- **Stated exercise**: Transcribe the records below exactly as they appear, omitting any pictures.

#####

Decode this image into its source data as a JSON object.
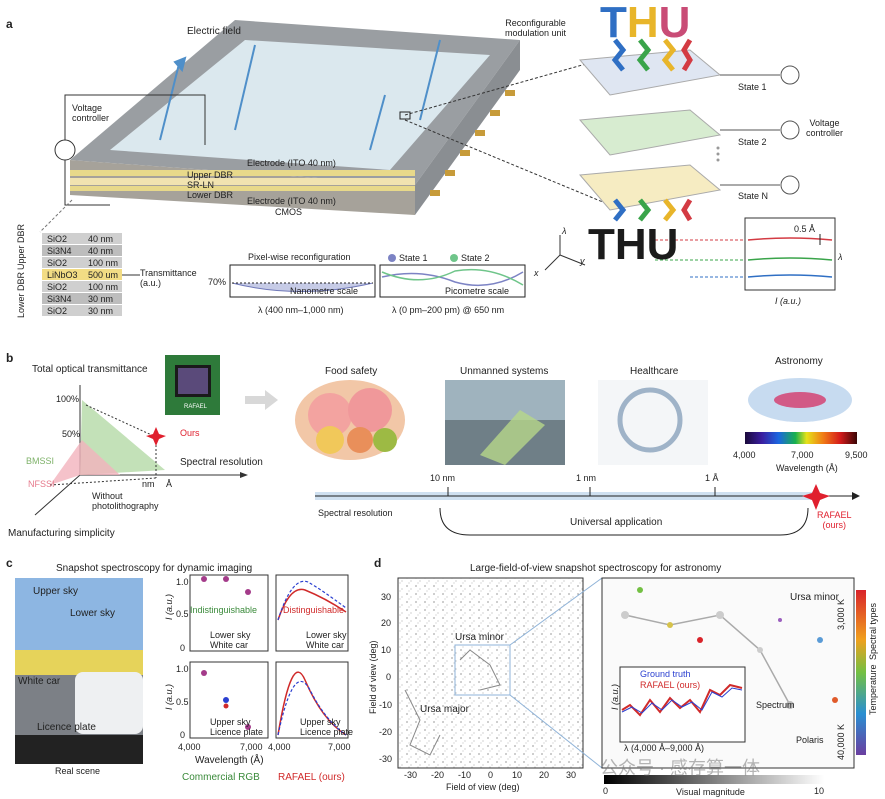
{
  "panel_a": {
    "label": "a",
    "electric_field": "Electric field",
    "reconfig_unit": [
      "Reconfigurable",
      "modulation unit"
    ],
    "voltage_controller": [
      "Voltage",
      "controller"
    ],
    "layers": [
      "Electrode (ITO 40 nm)",
      "Upper DBR",
      "SR-LN",
      "Lower DBR",
      "Electrode (ITO 40 nm)",
      "CMOS"
    ],
    "states": [
      "State 1",
      "State 2",
      "State N"
    ],
    "voltage_controller_right": [
      "Voltage",
      "controller"
    ],
    "thu_top": [
      "T",
      "H",
      "U"
    ],
    "thu_bottom": [
      "T",
      "H",
      "U"
    ],
    "axes": {
      "lambda": "λ",
      "x": "x",
      "y": "y"
    },
    "stack_groups": [
      "Upper DBR",
      "Lower DBR"
    ],
    "stack": [
      {
        "material": "SiO2",
        "thickness": "40 nm"
      },
      {
        "material": "Si3N4",
        "thickness": "40 nm"
      },
      {
        "material": "SiO2",
        "thickness": "100 nm"
      },
      {
        "material": "LiNbO3",
        "thickness": "500 um"
      },
      {
        "material": "SiO2",
        "thickness": "100 nm"
      },
      {
        "material": "Si3N4",
        "thickness": "30 nm"
      },
      {
        "material": "SiO2",
        "thickness": "30 nm"
      }
    ],
    "transmittance": [
      "Transmittance",
      "(a.u.)"
    ],
    "pixel_reconfig": "Pixel-wise reconfiguration",
    "pct_70": "70%",
    "nanometre_scale": "Nanometre scale",
    "picometre_scale": "Picometre scale",
    "legend_state1": "State 1",
    "legend_state2": "State 2",
    "xlabel_left": "λ (400 nm–1,000 nm)",
    "xlabel_right": "λ (0 pm–200 pm) @ 650 nm",
    "inset_scale": "0.5 Å",
    "inset_ylabel": "λ",
    "inset_xlabel": "I (a.u.)"
  },
  "panel_b": {
    "label": "b",
    "total_transmittance": "Total optical transmittance",
    "pct_100": "100%",
    "pct_50": "50%",
    "ours": "Ours",
    "chip_label": "RAFAEL",
    "bmssi": "BMSSI",
    "nfssi": "NFSSI",
    "nm": "nm",
    "angstrom": "Å",
    "spectral_resolution": "Spectral resolution",
    "without_photolith": [
      "Without",
      "photolithography"
    ],
    "manufacturing": "Manufacturing simplicity",
    "apps": [
      "Food safety",
      "Unmanned systems",
      "Healthcare",
      "Astronomy"
    ],
    "colorbar_ticks": [
      "4,000",
      "7,000",
      "9,500"
    ],
    "wavelength": "Wavelength (Å)",
    "scale_ticks": [
      "10 nm",
      "1 nm",
      "1 Å"
    ],
    "spectral_resolution_bottom": "Spectral resolution",
    "universal": "Universal application",
    "rafael": [
      "RAFAEL",
      "(ours)"
    ]
  },
  "panel_c": {
    "label": "c",
    "title": "Snapshot spectroscopy for dynamic imaging",
    "upper_sky": "Upper sky",
    "lower_sky": "Lower sky",
    "white_car": "White car",
    "licence_plate": "Licence plate",
    "real_scene": "Real scene",
    "indistinguishable": "Indistinguishable",
    "distinguishable": "Distinguishable",
    "ylabel": "I (a.u.)",
    "xlabel": "Wavelength (Å)",
    "rgb_label": "Commercial RGB",
    "rafael_label": "RAFAEL (ours)",
    "yticks": [
      "1.0",
      "0.5",
      "0"
    ],
    "xticks": [
      "4,000",
      "7,000"
    ],
    "leg_top_rgb": [
      "Lower sky",
      "White car"
    ],
    "leg_top_raf": [
      "Lower sky",
      "White car"
    ],
    "leg_bot_rgb": [
      "Upper sky",
      "Licence plate"
    ],
    "leg_bot_raf": [
      "Upper sky",
      "Licence plate"
    ]
  },
  "panel_d": {
    "label": "d",
    "title": "Large-field-of-view snapshot spectroscopy for astronomy",
    "ylabel": "Field of view (deg)",
    "xlabel": "Field of view (deg)",
    "yticks": [
      "30",
      "20",
      "10",
      "0",
      "-10",
      "-20",
      "-30"
    ],
    "xticks": [
      "-30",
      "-20",
      "-10",
      "0",
      "10",
      "20",
      "30"
    ],
    "ursa_minor": "Ursa minor",
    "ursa_major": "Ursa major",
    "ursa_minor_zoom": "Ursa minor",
    "polaris": "Polaris",
    "spectrum": "Spectrum",
    "ground_truth": "Ground truth",
    "rafael": "RAFAEL (ours)",
    "inset_x": "λ (4,000 Å–9,000 Å)",
    "inset_y": "I (a.u.)",
    "temp_top": "3,000 K",
    "temp_bottom": "40,000 K",
    "temperature": "Temperature",
    "spectral_types": "Spectral types",
    "mag_ticks": [
      "0",
      "10"
    ],
    "mag_label": "Visual magnitude"
  },
  "watermark": "公众号 · 感存算一体"
}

#####

- **Output for this exercise**:
Decode this image into its source data as a JSON object.
{
  "panel_a": {
    "label": "a",
    "electric_field": "Electric field",
    "reconfig_unit": [
      "Reconfigurable",
      "modulation unit"
    ],
    "voltage_controller": [
      "Voltage",
      "controller"
    ],
    "layers": [
      "Electrode (ITO 40 nm)",
      "Upper DBR",
      "SR-LN",
      "Lower DBR",
      "Electrode (ITO 40 nm)",
      "CMOS"
    ],
    "states": [
      "State 1",
      "State 2",
      "State N"
    ],
    "voltage_controller_right": [
      "Voltage",
      "controller"
    ],
    "thu_top": [
      "T",
      "H",
      "U"
    ],
    "thu_bottom": [
      "T",
      "H",
      "U"
    ],
    "axes": {
      "lambda": "λ",
      "x": "x",
      "y": "y"
    },
    "stack_groups": [
      "Upper DBR",
      "Lower DBR"
    ],
    "stack": [
      {
        "material": "SiO2",
        "thickness": "40 nm"
      },
      {
        "material": "Si3N4",
        "thickness": "40 nm"
      },
      {
        "material": "SiO2",
        "thickness": "100 nm"
      },
      {
        "material": "LiNbO3",
        "thickness": "500 um"
      },
      {
        "material": "SiO2",
        "thickness": "100 nm"
      },
      {
        "material": "Si3N4",
        "thickness": "30 nm"
      },
      {
        "material": "SiO2",
        "thickness": "30 nm"
      }
    ],
    "transmittance": [
      "Transmittance",
      "(a.u.)"
    ],
    "pixel_reconfig": "Pixel-wise reconfiguration",
    "pct_70": "70%",
    "nanometre_scale": "Nanometre scale",
    "picometre_scale": "Picometre scale",
    "legend_state1": "State 1",
    "legend_state2": "State 2",
    "xlabel_left": "λ (400 nm–1,000 nm)",
    "xlabel_right": "λ (0 pm–200 pm) @ 650 nm",
    "inset_scale": "0.5 Å",
    "inset_ylabel": "λ",
    "inset_xlabel": "I (a.u.)"
  },
  "panel_b": {
    "label": "b",
    "total_transmittance": "Total optical transmittance",
    "pct_100": "100%",
    "pct_50": "50%",
    "ours": "Ours",
    "chip_label": "RAFAEL",
    "bmssi": "BMSSI",
    "nfssi": "NFSSI",
    "nm": "nm",
    "angstrom": "Å",
    "spectral_resolution": "Spectral resolution",
    "without_photolith": [
      "Without",
      "photolithography"
    ],
    "manufacturing": "Manufacturing simplicity",
    "apps": [
      "Food safety",
      "Unmanned systems",
      "Healthcare",
      "Astronomy"
    ],
    "colorbar_ticks": [
      "4,000",
      "7,000",
      "9,500"
    ],
    "wavelength": "Wavelength (Å)",
    "scale_ticks": [
      "10 nm",
      "1 nm",
      "1 Å"
    ],
    "spectral_resolution_bottom": "Spectral resolution",
    "universal": "Universal application",
    "rafael": [
      "RAFAEL",
      "(ours)"
    ]
  },
  "panel_c": {
    "label": "c",
    "title": "Snapshot spectroscopy for dynamic imaging",
    "upper_sky": "Upper sky",
    "lower_sky": "Lower sky",
    "white_car": "White car",
    "licence_plate": "Licence plate",
    "real_scene": "Real scene",
    "indistinguishable": "Indistinguishable",
    "distinguishable": "Distinguishable",
    "ylabel": "I (a.u.)",
    "xlabel": "Wavelength (Å)",
    "rgb_label": "Commercial RGB",
    "rafael_label": "RAFAEL (ours)",
    "yticks": [
      "1.0",
      "0.5",
      "0"
    ],
    "xticks": [
      "4,000",
      "7,000"
    ],
    "leg_top_rgb": [
      "Lower sky",
      "White car"
    ],
    "leg_top_raf": [
      "Lower sky",
      "White car"
    ],
    "leg_bot_rgb": [
      "Upper sky",
      "Licence plate"
    ],
    "leg_bot_raf": [
      "Upper sky",
      "Licence plate"
    ]
  },
  "panel_d": {
    "label": "d",
    "title": "Large-field-of-view snapshot spectroscopy for astronomy",
    "ylabel": "Field of view (deg)",
    "xlabel": "Field of view (deg)",
    "yticks": [
      "30",
      "20",
      "10",
      "0",
      "-10",
      "-20",
      "-30"
    ],
    "xticks": [
      "-30",
      "-20",
      "-10",
      "0",
      "10",
      "20",
      "30"
    ],
    "ursa_minor": "Ursa minor",
    "ursa_major": "Ursa major",
    "ursa_minor_zoom": "Ursa minor",
    "polaris": "Polaris",
    "spectrum": "Spectrum",
    "ground_truth": "Ground truth",
    "rafael": "RAFAEL (ours)",
    "inset_x": "λ (4,000 Å–9,000 Å)",
    "inset_y": "I (a.u.)",
    "temp_top": "3,000 K",
    "temp_bottom": "40,000 K",
    "temperature": "Temperature",
    "spectral_types": "Spectral types",
    "mag_ticks": [
      "0",
      "10"
    ],
    "mag_label": "Visual magnitude"
  },
  "watermark": "公众号 · 感存算一体"
}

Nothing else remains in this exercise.